=== INFORMATION PROVIDED ===

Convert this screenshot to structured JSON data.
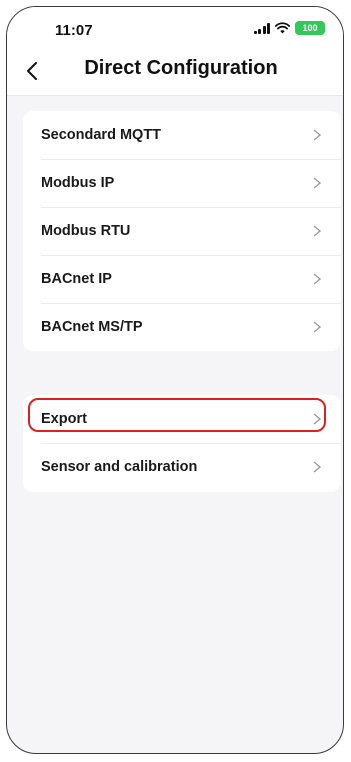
{
  "status_bar": {
    "time": "11:07",
    "battery": "100"
  },
  "header": {
    "title": "Direct Configuration"
  },
  "groups": [
    {
      "items": [
        "Secondard MQTT",
        "Modbus IP",
        "Modbus RTU",
        "BACnet IP",
        "BACnet MS/TP"
      ]
    },
    {
      "items": [
        "Export",
        "Sensor and calibration"
      ]
    }
  ],
  "highlighted_item": "Export",
  "colors": {
    "background": "#f5f5f7",
    "card": "#ffffff",
    "highlight": "#e02020",
    "battery": "#34c759"
  }
}
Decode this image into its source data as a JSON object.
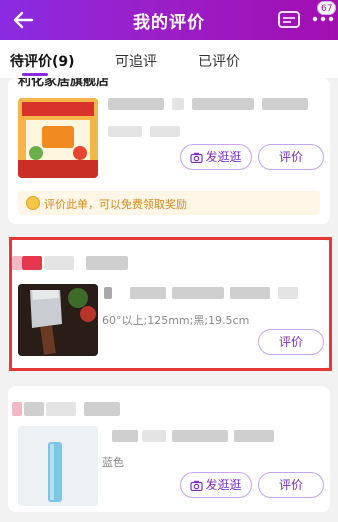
{
  "header": {
    "title": "我的评价",
    "message_badge": "67",
    "colors": {
      "gradient_start": "#8a2be2",
      "gradient_end": "#a10fb0"
    }
  },
  "tabs": [
    {
      "label": "待评价(9)",
      "active": true
    },
    {
      "label": "可追评",
      "active": false
    },
    {
      "label": "已评价",
      "active": false
    }
  ],
  "orders": [
    {
      "shop_name": "利化家居旗舰店",
      "actions": [
        {
          "label": "发逛逛",
          "icon": "camera-icon"
        },
        {
          "label": "评价"
        }
      ],
      "reward_text": "评价此单，可以免费领取奖励"
    },
    {
      "spec": "60°以上;125mm;黑;19.5cm",
      "actions": [
        {
          "label": "评价"
        }
      ]
    },
    {
      "spec": "蓝色",
      "actions": [
        {
          "label": "发逛逛",
          "icon": "camera-icon"
        },
        {
          "label": "评价"
        }
      ]
    }
  ],
  "accent_color": "#8a2be2",
  "highlight_color": "#e53935"
}
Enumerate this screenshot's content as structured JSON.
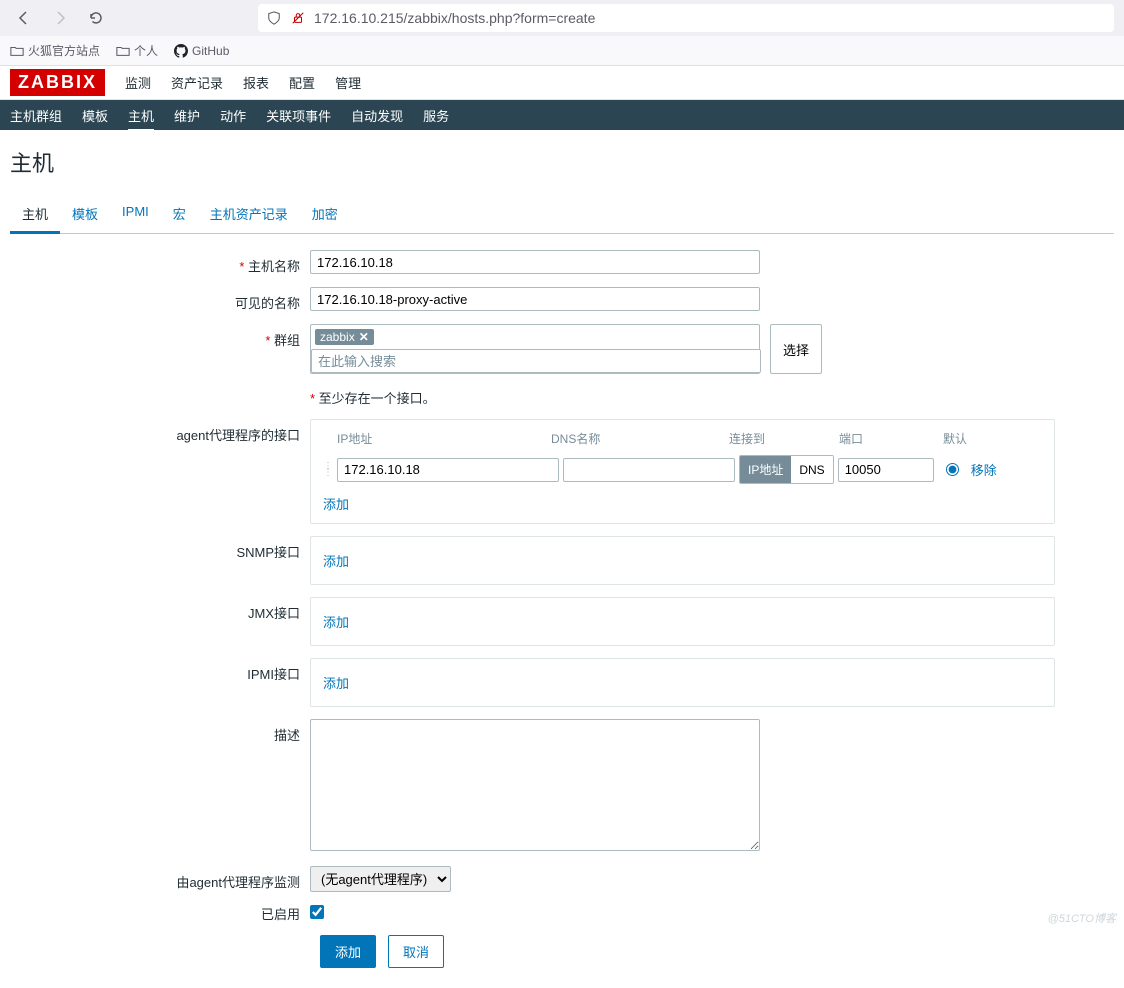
{
  "browser": {
    "url": "172.16.10.215/zabbix/hosts.php?form=create",
    "bookmarks": [
      {
        "label": "火狐官方站点"
      },
      {
        "label": "个人"
      },
      {
        "label": "GitHub"
      }
    ]
  },
  "logo_text": "ZABBIX",
  "main_nav": {
    "items": [
      "监测",
      "资产记录",
      "报表",
      "配置",
      "管理"
    ],
    "active_index": 3
  },
  "sub_nav": {
    "items": [
      "主机群组",
      "模板",
      "主机",
      "维护",
      "动作",
      "关联项事件",
      "自动发现",
      "服务"
    ],
    "active_index": 2
  },
  "page_title": "主机",
  "tabs": {
    "items": [
      "主机",
      "模板",
      "IPMI",
      "宏",
      "主机资产记录",
      "加密"
    ],
    "active_index": 0
  },
  "form": {
    "host_name_label": "主机名称",
    "host_name_value": "172.16.10.18",
    "visible_name_label": "可见的名称",
    "visible_name_value": "172.16.10.18-proxy-active",
    "groups_label": "群组",
    "group_tag": "zabbix",
    "groups_placeholder": "在此输入搜索",
    "select_btn": "选择",
    "iface_warn": "至少存在一个接口。",
    "agent_iface_label": "agent代理程序的接口",
    "headers": {
      "ip": "IP地址",
      "dns": "DNS名称",
      "connect": "连接到",
      "port": "端口",
      "default": "默认"
    },
    "iface_ip_value": "172.16.10.18",
    "iface_dns_value": "",
    "connect_ip": "IP地址",
    "connect_dns": "DNS",
    "iface_port_value": "10050",
    "remove_link": "移除",
    "add_link": "添加",
    "snmp_label": "SNMP接口",
    "jmx_label": "JMX接口",
    "ipmi_label": "IPMI接口",
    "description_label": "描述",
    "description_value": "",
    "proxy_label": "由agent代理程序监测",
    "proxy_value": "(无agent代理程序)",
    "enabled_label": "已启用",
    "submit_add": "添加",
    "submit_cancel": "取消"
  },
  "watermark": "@51CTO博客"
}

===

» **WHAT TO PRODUCE**:
Transcribe the preceding listing in its entirety and with exact wording, leaving out pictures.

» **WRITTEN SOLUTION**:
Convert this screenshot to structured JSON data.
{
  "status_bar": {
    "time": "11:07",
    "battery": "100"
  },
  "header": {
    "title": "Direct Configuration"
  },
  "groups": [
    {
      "items": [
        "Secondard MQTT",
        "Modbus IP",
        "Modbus RTU",
        "BACnet IP",
        "BACnet MS/TP"
      ]
    },
    {
      "items": [
        "Export",
        "Sensor and calibration"
      ]
    }
  ],
  "highlighted_item": "Export",
  "colors": {
    "background": "#f5f5f7",
    "card": "#ffffff",
    "highlight": "#e02020",
    "battery": "#34c759"
  }
}
Decode this image into its source data as a JSON object.
{
  "header": {
    "title": "我的评价",
    "message_badge": "67",
    "colors": {
      "gradient_start": "#8a2be2",
      "gradient_end": "#a10fb0"
    }
  },
  "tabs": [
    {
      "label": "待评价(9)",
      "active": true
    },
    {
      "label": "可追评",
      "active": false
    },
    {
      "label": "已评价",
      "active": false
    }
  ],
  "orders": [
    {
      "shop_name": "利化家居旗舰店",
      "actions": [
        {
          "label": "发逛逛",
          "icon": "camera-icon"
        },
        {
          "label": "评价"
        }
      ],
      "reward_text": "评价此单，可以免费领取奖励"
    },
    {
      "spec": "60°以上;125mm;黑;19.5cm",
      "actions": [
        {
          "label": "评价"
        }
      ]
    },
    {
      "spec": "蓝色",
      "actions": [
        {
          "label": "发逛逛",
          "icon": "camera-icon"
        },
        {
          "label": "评价"
        }
      ]
    }
  ],
  "accent_color": "#8a2be2",
  "highlight_color": "#e53935"
}
Enumerate this screenshot's content as structured JSON.
{
  "browser": {
    "url": "172.16.10.215/zabbix/hosts.php?form=create",
    "bookmarks": [
      {
        "label": "火狐官方站点"
      },
      {
        "label": "个人"
      },
      {
        "label": "GitHub"
      }
    ]
  },
  "logo_text": "ZABBIX",
  "main_nav": {
    "items": [
      "监测",
      "资产记录",
      "报表",
      "配置",
      "管理"
    ],
    "active_index": 3
  },
  "sub_nav": {
    "items": [
      "主机群组",
      "模板",
      "主机",
      "维护",
      "动作",
      "关联项事件",
      "自动发现",
      "服务"
    ],
    "active_index": 2
  },
  "page_title": "主机",
  "tabs": {
    "items": [
      "主机",
      "模板",
      "IPMI",
      "宏",
      "主机资产记录",
      "加密"
    ],
    "active_index": 0
  },
  "form": {
    "host_name_label": "主机名称",
    "host_name_value": "172.16.10.18",
    "visible_name_label": "可见的名称",
    "visible_name_value": "172.16.10.18-proxy-active",
    "groups_label": "群组",
    "group_tag": "zabbix",
    "groups_placeholder": "在此输入搜索",
    "select_btn": "选择",
    "iface_warn": "至少存在一个接口。",
    "agent_iface_label": "agent代理程序的接口",
    "headers": {
      "ip": "IP地址",
      "dns": "DNS名称",
      "connect": "连接到",
      "port": "端口",
      "default": "默认"
    },
    "iface_ip_value": "172.16.10.18",
    "iface_dns_value": "",
    "connect_ip": "IP地址",
    "connect_dns": "DNS",
    "iface_port_value": "10050",
    "remove_link": "移除",
    "add_link": "添加",
    "snmp_label": "SNMP接口",
    "jmx_label": "JMX接口",
    "ipmi_label": "IPMI接口",
    "description_label": "描述",
    "description_value": "",
    "proxy_label": "由agent代理程序监测",
    "proxy_value": "(无agent代理程序)",
    "enabled_label": "已启用",
    "submit_add": "添加",
    "submit_cancel": "取消"
  },
  "watermark": "@51CTO博客"
}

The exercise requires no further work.